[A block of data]

--

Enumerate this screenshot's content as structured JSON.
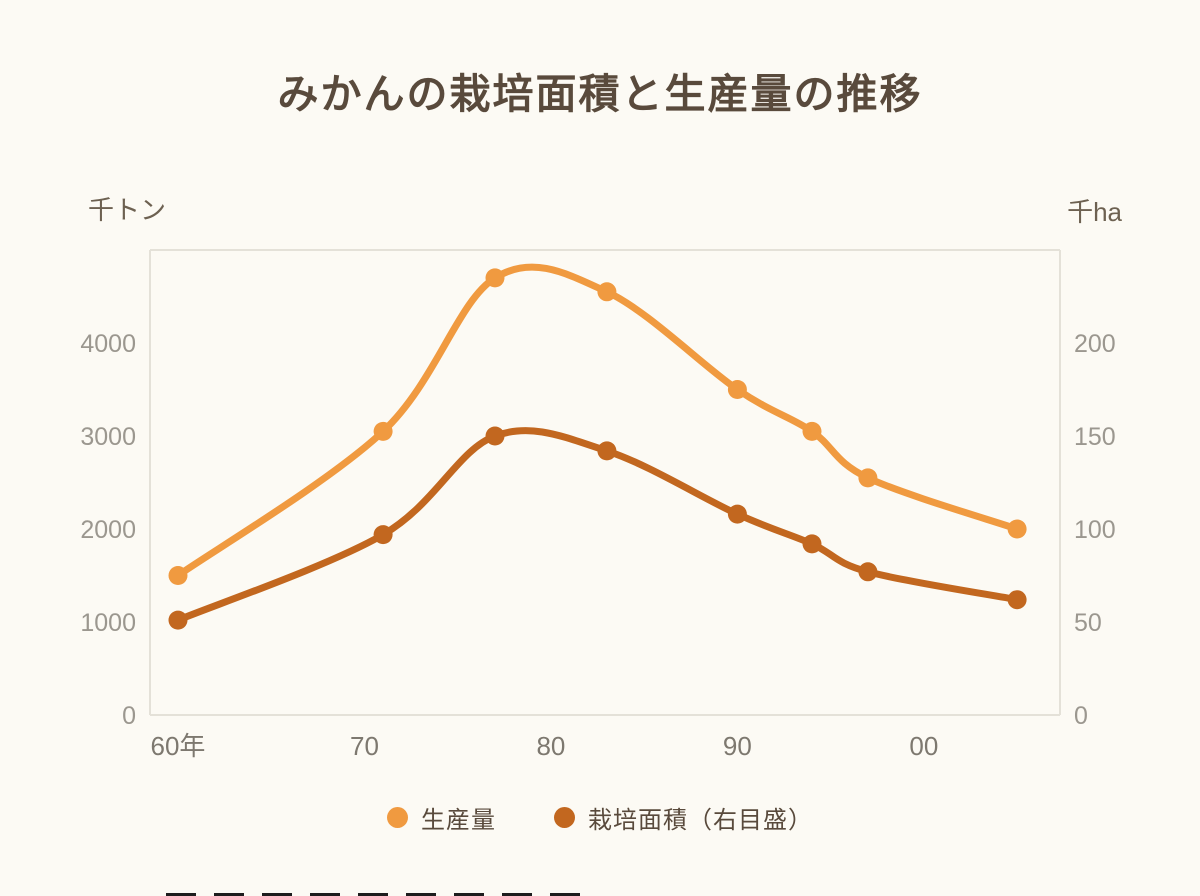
{
  "chart_data": {
    "type": "line",
    "title": "みかんの栽培面積と生産量の推移",
    "x": [
      1960,
      1971,
      1977,
      1983,
      1990,
      1994,
      1997,
      2005
    ],
    "x_domain": [
      1958.5,
      2007.3
    ],
    "x_ticks": [
      {
        "value": 1960,
        "label": "60年"
      },
      {
        "value": 1970,
        "label": "70"
      },
      {
        "value": 1980,
        "label": "80"
      },
      {
        "value": 1990,
        "label": "90"
      },
      {
        "value": 2000,
        "label": "00"
      }
    ],
    "left_axis": {
      "unit": "千トン",
      "ticks": [
        0,
        1000,
        2000,
        3000,
        4000
      ],
      "range": [
        0,
        5000
      ]
    },
    "right_axis": {
      "unit": "千ha",
      "ticks": [
        0,
        50,
        100,
        150,
        200
      ],
      "range": [
        0,
        250
      ]
    },
    "series": [
      {
        "name": "生産量",
        "axis": "left",
        "color": "#F09A40",
        "values": [
          1500,
          3050,
          4700,
          4550,
          3500,
          3050,
          2550,
          2000
        ]
      },
      {
        "name": "栽培面積（右目盛）",
        "axis": "right",
        "color": "#C2671F",
        "values": [
          51,
          97,
          150,
          142,
          108,
          92,
          77,
          62
        ]
      }
    ],
    "grid": false,
    "legend_position": "bottom",
    "frame_color": "#e4e1d8"
  }
}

--

== Exercise description ==
Output the full set of records above without changing a word, and drop the images.

== Exercise solution ==
Enumerate this screenshot's content as structured JSON.
{
  "chart_data": {
    "type": "line",
    "title": "みかんの栽培面積と生産量の推移",
    "x": [
      1960,
      1971,
      1977,
      1983,
      1990,
      1994,
      1997,
      2005
    ],
    "x_domain": [
      1958.5,
      2007.3
    ],
    "x_ticks": [
      {
        "value": 1960,
        "label": "60年"
      },
      {
        "value": 1970,
        "label": "70"
      },
      {
        "value": 1980,
        "label": "80"
      },
      {
        "value": 1990,
        "label": "90"
      },
      {
        "value": 2000,
        "label": "00"
      }
    ],
    "left_axis": {
      "unit": "千トン",
      "ticks": [
        0,
        1000,
        2000,
        3000,
        4000
      ],
      "range": [
        0,
        5000
      ]
    },
    "right_axis": {
      "unit": "千ha",
      "ticks": [
        0,
        50,
        100,
        150,
        200
      ],
      "range": [
        0,
        250
      ]
    },
    "series": [
      {
        "name": "生産量",
        "axis": "left",
        "color": "#F09A40",
        "values": [
          1500,
          3050,
          4700,
          4550,
          3500,
          3050,
          2550,
          2000
        ]
      },
      {
        "name": "栽培面積（右目盛）",
        "axis": "right",
        "color": "#C2671F",
        "values": [
          51,
          97,
          150,
          142,
          108,
          92,
          77,
          62
        ]
      }
    ],
    "grid": false,
    "legend_position": "bottom",
    "frame_color": "#e4e1d8"
  }
}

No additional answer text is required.